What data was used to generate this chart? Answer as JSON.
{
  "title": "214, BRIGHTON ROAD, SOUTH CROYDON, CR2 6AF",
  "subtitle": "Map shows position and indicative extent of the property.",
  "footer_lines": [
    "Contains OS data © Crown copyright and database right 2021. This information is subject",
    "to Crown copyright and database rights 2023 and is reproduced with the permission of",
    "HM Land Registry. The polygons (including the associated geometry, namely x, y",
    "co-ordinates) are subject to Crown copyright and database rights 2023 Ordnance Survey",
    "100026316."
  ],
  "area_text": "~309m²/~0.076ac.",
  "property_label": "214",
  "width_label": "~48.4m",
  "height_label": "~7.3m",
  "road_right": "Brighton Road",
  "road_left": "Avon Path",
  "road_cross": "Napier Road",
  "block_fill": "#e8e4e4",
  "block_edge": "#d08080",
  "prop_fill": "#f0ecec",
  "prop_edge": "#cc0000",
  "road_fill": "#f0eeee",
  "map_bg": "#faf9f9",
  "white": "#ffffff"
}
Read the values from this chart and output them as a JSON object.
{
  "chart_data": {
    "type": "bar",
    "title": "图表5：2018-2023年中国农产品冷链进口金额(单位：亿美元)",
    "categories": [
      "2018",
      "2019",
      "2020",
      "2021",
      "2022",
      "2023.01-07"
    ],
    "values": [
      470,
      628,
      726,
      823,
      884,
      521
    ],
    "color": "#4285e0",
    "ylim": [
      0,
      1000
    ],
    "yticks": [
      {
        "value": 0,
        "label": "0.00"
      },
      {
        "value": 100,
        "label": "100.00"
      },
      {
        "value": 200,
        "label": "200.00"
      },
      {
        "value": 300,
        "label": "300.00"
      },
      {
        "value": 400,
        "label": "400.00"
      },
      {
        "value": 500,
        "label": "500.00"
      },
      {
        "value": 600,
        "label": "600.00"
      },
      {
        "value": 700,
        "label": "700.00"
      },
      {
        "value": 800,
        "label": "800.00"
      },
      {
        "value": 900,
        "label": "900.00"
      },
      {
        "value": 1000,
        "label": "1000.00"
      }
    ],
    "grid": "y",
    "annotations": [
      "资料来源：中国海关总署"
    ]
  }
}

## Directions
Would you copy out each line exactly as written?

## Task response
What data was used to generate this chart? Answer as JSON.
{
  "title": "214, BRIGHTON ROAD, SOUTH CROYDON, CR2 6AF",
  "subtitle": "Map shows position and indicative extent of the property.",
  "footer_lines": [
    "Contains OS data © Crown copyright and database right 2021. This information is subject",
    "to Crown copyright and database rights 2023 and is reproduced with the permission of",
    "HM Land Registry. The polygons (including the associated geometry, namely x, y",
    "co-ordinates) are subject to Crown copyright and database rights 2023 Ordnance Survey",
    "100026316."
  ],
  "area_text": "~309m²/~0.076ac.",
  "property_label": "214",
  "width_label": "~48.4m",
  "height_label": "~7.3m",
  "road_right": "Brighton Road",
  "road_left": "Avon Path",
  "road_cross": "Napier Road",
  "block_fill": "#e8e4e4",
  "block_edge": "#d08080",
  "prop_fill": "#f0ecec",
  "prop_edge": "#cc0000",
  "road_fill": "#f0eeee",
  "map_bg": "#faf9f9",
  "white": "#ffffff"
}
Read the values from this chart and output them as a JSON object.
{
  "chart_data": {
    "type": "bar",
    "title": "图表5：2018-2023年中国农产品冷链进口金额(单位：亿美元)",
    "categories": [
      "2018",
      "2019",
      "2020",
      "2021",
      "2022",
      "2023.01-07"
    ],
    "values": [
      470,
      628,
      726,
      823,
      884,
      521
    ],
    "color": "#4285e0",
    "ylim": [
      0,
      1000
    ],
    "yticks": [
      {
        "value": 0,
        "label": "0.00"
      },
      {
        "value": 100,
        "label": "100.00"
      },
      {
        "value": 200,
        "label": "200.00"
      },
      {
        "value": 300,
        "label": "300.00"
      },
      {
        "value": 400,
        "label": "400.00"
      },
      {
        "value": 500,
        "label": "500.00"
      },
      {
        "value": 600,
        "label": "600.00"
      },
      {
        "value": 700,
        "label": "700.00"
      },
      {
        "value": 800,
        "label": "800.00"
      },
      {
        "value": 900,
        "label": "900.00"
      },
      {
        "value": 1000,
        "label": "1000.00"
      }
    ],
    "grid": "y",
    "annotations": [
      "资料来源：中国海关总署"
    ]
  }
}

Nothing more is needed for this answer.